# Exercise aim
Please restate the following records word for word.
______________________________
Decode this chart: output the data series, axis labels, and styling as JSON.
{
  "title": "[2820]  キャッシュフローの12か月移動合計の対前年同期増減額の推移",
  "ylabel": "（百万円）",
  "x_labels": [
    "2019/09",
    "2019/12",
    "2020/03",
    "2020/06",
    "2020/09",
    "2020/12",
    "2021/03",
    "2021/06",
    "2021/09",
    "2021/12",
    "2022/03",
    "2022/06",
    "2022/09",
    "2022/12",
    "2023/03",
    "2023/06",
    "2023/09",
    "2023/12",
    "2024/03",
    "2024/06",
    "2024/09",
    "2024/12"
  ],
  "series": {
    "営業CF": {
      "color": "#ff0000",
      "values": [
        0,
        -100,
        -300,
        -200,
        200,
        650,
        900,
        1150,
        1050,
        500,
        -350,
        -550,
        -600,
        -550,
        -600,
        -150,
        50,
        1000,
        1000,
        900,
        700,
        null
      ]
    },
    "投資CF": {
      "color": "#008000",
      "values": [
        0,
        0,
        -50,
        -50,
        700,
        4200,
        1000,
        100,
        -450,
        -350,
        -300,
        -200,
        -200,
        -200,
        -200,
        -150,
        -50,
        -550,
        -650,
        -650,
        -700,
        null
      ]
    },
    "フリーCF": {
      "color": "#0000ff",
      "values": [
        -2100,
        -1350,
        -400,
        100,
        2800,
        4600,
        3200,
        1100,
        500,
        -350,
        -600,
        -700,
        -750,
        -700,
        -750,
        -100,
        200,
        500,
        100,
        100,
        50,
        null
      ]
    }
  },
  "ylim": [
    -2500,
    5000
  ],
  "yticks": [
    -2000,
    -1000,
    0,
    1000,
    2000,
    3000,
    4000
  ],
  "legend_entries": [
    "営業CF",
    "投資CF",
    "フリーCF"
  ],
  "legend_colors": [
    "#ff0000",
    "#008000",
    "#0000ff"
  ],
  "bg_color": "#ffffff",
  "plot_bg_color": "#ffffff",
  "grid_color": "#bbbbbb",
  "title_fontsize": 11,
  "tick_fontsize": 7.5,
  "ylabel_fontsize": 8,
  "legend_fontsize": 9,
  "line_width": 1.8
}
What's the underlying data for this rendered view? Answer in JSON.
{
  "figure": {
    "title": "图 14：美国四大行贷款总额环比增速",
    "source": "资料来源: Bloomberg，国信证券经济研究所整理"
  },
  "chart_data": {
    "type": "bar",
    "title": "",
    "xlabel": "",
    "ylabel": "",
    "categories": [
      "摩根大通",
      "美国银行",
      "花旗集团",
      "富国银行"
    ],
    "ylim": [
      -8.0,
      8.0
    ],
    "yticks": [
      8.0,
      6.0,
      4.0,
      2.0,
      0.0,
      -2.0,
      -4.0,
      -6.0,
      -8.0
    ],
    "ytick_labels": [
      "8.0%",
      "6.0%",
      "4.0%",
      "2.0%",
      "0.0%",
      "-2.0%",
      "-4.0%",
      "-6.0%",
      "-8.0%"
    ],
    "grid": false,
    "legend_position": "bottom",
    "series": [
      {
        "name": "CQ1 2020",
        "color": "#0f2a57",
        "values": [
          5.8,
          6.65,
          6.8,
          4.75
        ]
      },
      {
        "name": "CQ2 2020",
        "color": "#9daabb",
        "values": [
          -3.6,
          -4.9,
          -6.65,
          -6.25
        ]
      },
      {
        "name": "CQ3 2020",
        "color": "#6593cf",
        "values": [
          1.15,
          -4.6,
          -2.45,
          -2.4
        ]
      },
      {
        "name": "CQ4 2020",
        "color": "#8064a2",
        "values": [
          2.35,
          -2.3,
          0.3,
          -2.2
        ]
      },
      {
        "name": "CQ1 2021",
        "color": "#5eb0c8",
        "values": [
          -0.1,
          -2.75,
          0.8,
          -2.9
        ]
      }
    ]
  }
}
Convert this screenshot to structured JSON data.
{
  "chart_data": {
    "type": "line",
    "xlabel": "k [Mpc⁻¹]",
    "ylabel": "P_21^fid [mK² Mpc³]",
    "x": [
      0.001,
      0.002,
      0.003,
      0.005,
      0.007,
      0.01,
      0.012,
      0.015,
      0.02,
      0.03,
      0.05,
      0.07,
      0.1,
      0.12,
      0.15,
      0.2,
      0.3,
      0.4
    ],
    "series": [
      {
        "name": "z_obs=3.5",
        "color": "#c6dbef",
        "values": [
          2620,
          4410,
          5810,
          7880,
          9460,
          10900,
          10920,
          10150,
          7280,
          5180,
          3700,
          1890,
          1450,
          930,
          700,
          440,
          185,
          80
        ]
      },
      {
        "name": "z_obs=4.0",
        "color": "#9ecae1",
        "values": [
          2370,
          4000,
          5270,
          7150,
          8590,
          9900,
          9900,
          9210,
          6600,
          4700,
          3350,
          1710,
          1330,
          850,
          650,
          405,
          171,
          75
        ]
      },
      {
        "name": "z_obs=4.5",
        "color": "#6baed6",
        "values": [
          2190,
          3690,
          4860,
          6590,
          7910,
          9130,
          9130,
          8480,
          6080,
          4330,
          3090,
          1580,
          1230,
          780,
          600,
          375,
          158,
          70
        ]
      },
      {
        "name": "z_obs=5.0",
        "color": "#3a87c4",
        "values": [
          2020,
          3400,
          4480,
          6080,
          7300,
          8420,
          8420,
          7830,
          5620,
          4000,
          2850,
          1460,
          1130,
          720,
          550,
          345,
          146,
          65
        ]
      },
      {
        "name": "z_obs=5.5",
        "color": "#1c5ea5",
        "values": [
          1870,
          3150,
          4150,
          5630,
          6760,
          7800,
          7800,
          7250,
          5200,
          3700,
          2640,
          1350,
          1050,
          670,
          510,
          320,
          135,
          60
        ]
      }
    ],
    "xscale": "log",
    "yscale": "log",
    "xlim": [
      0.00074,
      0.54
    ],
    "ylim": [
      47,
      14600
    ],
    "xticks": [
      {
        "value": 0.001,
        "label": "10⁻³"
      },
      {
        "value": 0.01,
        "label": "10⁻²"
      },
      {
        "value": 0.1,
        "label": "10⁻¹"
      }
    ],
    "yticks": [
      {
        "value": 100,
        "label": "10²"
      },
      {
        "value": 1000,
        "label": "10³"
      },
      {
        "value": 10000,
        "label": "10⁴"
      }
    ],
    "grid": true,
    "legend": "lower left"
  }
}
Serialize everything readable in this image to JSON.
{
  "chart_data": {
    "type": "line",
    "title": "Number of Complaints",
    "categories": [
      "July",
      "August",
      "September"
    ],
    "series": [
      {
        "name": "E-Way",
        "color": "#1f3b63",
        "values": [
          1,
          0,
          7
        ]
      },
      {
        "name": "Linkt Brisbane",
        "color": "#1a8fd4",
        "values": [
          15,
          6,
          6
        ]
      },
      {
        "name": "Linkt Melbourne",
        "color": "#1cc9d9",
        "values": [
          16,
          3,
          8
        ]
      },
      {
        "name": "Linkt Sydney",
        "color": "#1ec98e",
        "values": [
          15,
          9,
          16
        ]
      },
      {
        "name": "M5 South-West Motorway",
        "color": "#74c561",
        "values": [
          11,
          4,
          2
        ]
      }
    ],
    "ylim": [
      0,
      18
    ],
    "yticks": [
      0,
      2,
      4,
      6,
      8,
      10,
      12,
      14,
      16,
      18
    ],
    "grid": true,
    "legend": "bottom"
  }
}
______________________________
# Result of the exercise
Decode this chart: output the data series, axis labels, and styling as JSON.
{
  "title": "[2820]  キャッシュフローの12か月移動合計の対前年同期増減額の推移",
  "ylabel": "（百万円）",
  "x_labels": [
    "2019/09",
    "2019/12",
    "2020/03",
    "2020/06",
    "2020/09",
    "2020/12",
    "2021/03",
    "2021/06",
    "2021/09",
    "2021/12",
    "2022/03",
    "2022/06",
    "2022/09",
    "2022/12",
    "2023/03",
    "2023/06",
    "2023/09",
    "2023/12",
    "2024/03",
    "2024/06",
    "2024/09",
    "2024/12"
  ],
  "series": {
    "営業CF": {
      "color": "#ff0000",
      "values": [
        0,
        -100,
        -300,
        -200,
        200,
        650,
        900,
        1150,
        1050,
        500,
        -350,
        -550,
        -600,
        -550,
        -600,
        -150,
        50,
        1000,
        1000,
        900,
        700,
        null
      ]
    },
    "投資CF": {
      "color": "#008000",
      "values": [
        0,
        0,
        -50,
        -50,
        700,
        4200,
        1000,
        100,
        -450,
        -350,
        -300,
        -200,
        -200,
        -200,
        -200,
        -150,
        -50,
        -550,
        -650,
        -650,
        -700,
        null
      ]
    },
    "フリーCF": {
      "color": "#0000ff",
      "values": [
        -2100,
        -1350,
        -400,
        100,
        2800,
        4600,
        3200,
        1100,
        500,
        -350,
        -600,
        -700,
        -750,
        -700,
        -750,
        -100,
        200,
        500,
        100,
        100,
        50,
        null
      ]
    }
  },
  "ylim": [
    -2500,
    5000
  ],
  "yticks": [
    -2000,
    -1000,
    0,
    1000,
    2000,
    3000,
    4000
  ],
  "legend_entries": [
    "営業CF",
    "投資CF",
    "フリーCF"
  ],
  "legend_colors": [
    "#ff0000",
    "#008000",
    "#0000ff"
  ],
  "bg_color": "#ffffff",
  "plot_bg_color": "#ffffff",
  "grid_color": "#bbbbbb",
  "title_fontsize": 11,
  "tick_fontsize": 7.5,
  "ylabel_fontsize": 8,
  "legend_fontsize": 9,
  "line_width": 1.8
}
What's the underlying data for this rendered view? Answer in JSON.
{
  "figure": {
    "title": "图 14：美国四大行贷款总额环比增速",
    "source": "资料来源: Bloomberg，国信证券经济研究所整理"
  },
  "chart_data": {
    "type": "bar",
    "title": "",
    "xlabel": "",
    "ylabel": "",
    "categories": [
      "摩根大通",
      "美国银行",
      "花旗集团",
      "富国银行"
    ],
    "ylim": [
      -8.0,
      8.0
    ],
    "yticks": [
      8.0,
      6.0,
      4.0,
      2.0,
      0.0,
      -2.0,
      -4.0,
      -6.0,
      -8.0
    ],
    "ytick_labels": [
      "8.0%",
      "6.0%",
      "4.0%",
      "2.0%",
      "0.0%",
      "-2.0%",
      "-4.0%",
      "-6.0%",
      "-8.0%"
    ],
    "grid": false,
    "legend_position": "bottom",
    "series": [
      {
        "name": "CQ1 2020",
        "color": "#0f2a57",
        "values": [
          5.8,
          6.65,
          6.8,
          4.75
        ]
      },
      {
        "name": "CQ2 2020",
        "color": "#9daabb",
        "values": [
          -3.6,
          -4.9,
          -6.65,
          -6.25
        ]
      },
      {
        "name": "CQ3 2020",
        "color": "#6593cf",
        "values": [
          1.15,
          -4.6,
          -2.45,
          -2.4
        ]
      },
      {
        "name": "CQ4 2020",
        "color": "#8064a2",
        "values": [
          2.35,
          -2.3,
          0.3,
          -2.2
        ]
      },
      {
        "name": "CQ1 2021",
        "color": "#5eb0c8",
        "values": [
          -0.1,
          -2.75,
          0.8,
          -2.9
        ]
      }
    ]
  }
}
Convert this screenshot to structured JSON data.
{
  "chart_data": {
    "type": "line",
    "xlabel": "k [Mpc⁻¹]",
    "ylabel": "P_21^fid [mK² Mpc³]",
    "x": [
      0.001,
      0.002,
      0.003,
      0.005,
      0.007,
      0.01,
      0.012,
      0.015,
      0.02,
      0.03,
      0.05,
      0.07,
      0.1,
      0.12,
      0.15,
      0.2,
      0.3,
      0.4
    ],
    "series": [
      {
        "name": "z_obs=3.5",
        "color": "#c6dbef",
        "values": [
          2620,
          4410,
          5810,
          7880,
          9460,
          10900,
          10920,
          10150,
          7280,
          5180,
          3700,
          1890,
          1450,
          930,
          700,
          440,
          185,
          80
        ]
      },
      {
        "name": "z_obs=4.0",
        "color": "#9ecae1",
        "values": [
          2370,
          4000,
          5270,
          7150,
          8590,
          9900,
          9900,
          9210,
          6600,
          4700,
          3350,
          1710,
          1330,
          850,
          650,
          405,
          171,
          75
        ]
      },
      {
        "name": "z_obs=4.5",
        "color": "#6baed6",
        "values": [
          2190,
          3690,
          4860,
          6590,
          7910,
          9130,
          9130,
          8480,
          6080,
          4330,
          3090,
          1580,
          1230,
          780,
          600,
          375,
          158,
          70
        ]
      },
      {
        "name": "z_obs=5.0",
        "color": "#3a87c4",
        "values": [
          2020,
          3400,
          4480,
          6080,
          7300,
          8420,
          8420,
          7830,
          5620,
          4000,
          2850,
          1460,
          1130,
          720,
          550,
          345,
          146,
          65
        ]
      },
      {
        "name": "z_obs=5.5",
        "color": "#1c5ea5",
        "values": [
          1870,
          3150,
          4150,
          5630,
          6760,
          7800,
          7800,
          7250,
          5200,
          3700,
          2640,
          1350,
          1050,
          670,
          510,
          320,
          135,
          60
        ]
      }
    ],
    "xscale": "log",
    "yscale": "log",
    "xlim": [
      0.00074,
      0.54
    ],
    "ylim": [
      47,
      14600
    ],
    "xticks": [
      {
        "value": 0.001,
        "label": "10⁻³"
      },
      {
        "value": 0.01,
        "label": "10⁻²"
      },
      {
        "value": 0.1,
        "label": "10⁻¹"
      }
    ],
    "yticks": [
      {
        "value": 100,
        "label": "10²"
      },
      {
        "value": 1000,
        "label": "10³"
      },
      {
        "value": 10000,
        "label": "10⁴"
      }
    ],
    "grid": true,
    "legend": "lower left"
  }
}
Serialize everything readable in this image to JSON.
{
  "chart_data": {
    "type": "line",
    "title": "Number of Complaints",
    "categories": [
      "July",
      "August",
      "September"
    ],
    "series": [
      {
        "name": "E-Way",
        "color": "#1f3b63",
        "values": [
          1,
          0,
          7
        ]
      },
      {
        "name": "Linkt Brisbane",
        "color": "#1a8fd4",
        "values": [
          15,
          6,
          6
        ]
      },
      {
        "name": "Linkt Melbourne",
        "color": "#1cc9d9",
        "values": [
          16,
          3,
          8
        ]
      },
      {
        "name": "Linkt Sydney",
        "color": "#1ec98e",
        "values": [
          15,
          9,
          16
        ]
      },
      {
        "name": "M5 South-West Motorway",
        "color": "#74c561",
        "values": [
          11,
          4,
          2
        ]
      }
    ],
    "ylim": [
      0,
      18
    ],
    "yticks": [
      0,
      2,
      4,
      6,
      8,
      10,
      12,
      14,
      16,
      18
    ],
    "grid": true,
    "legend": "bottom"
  }
}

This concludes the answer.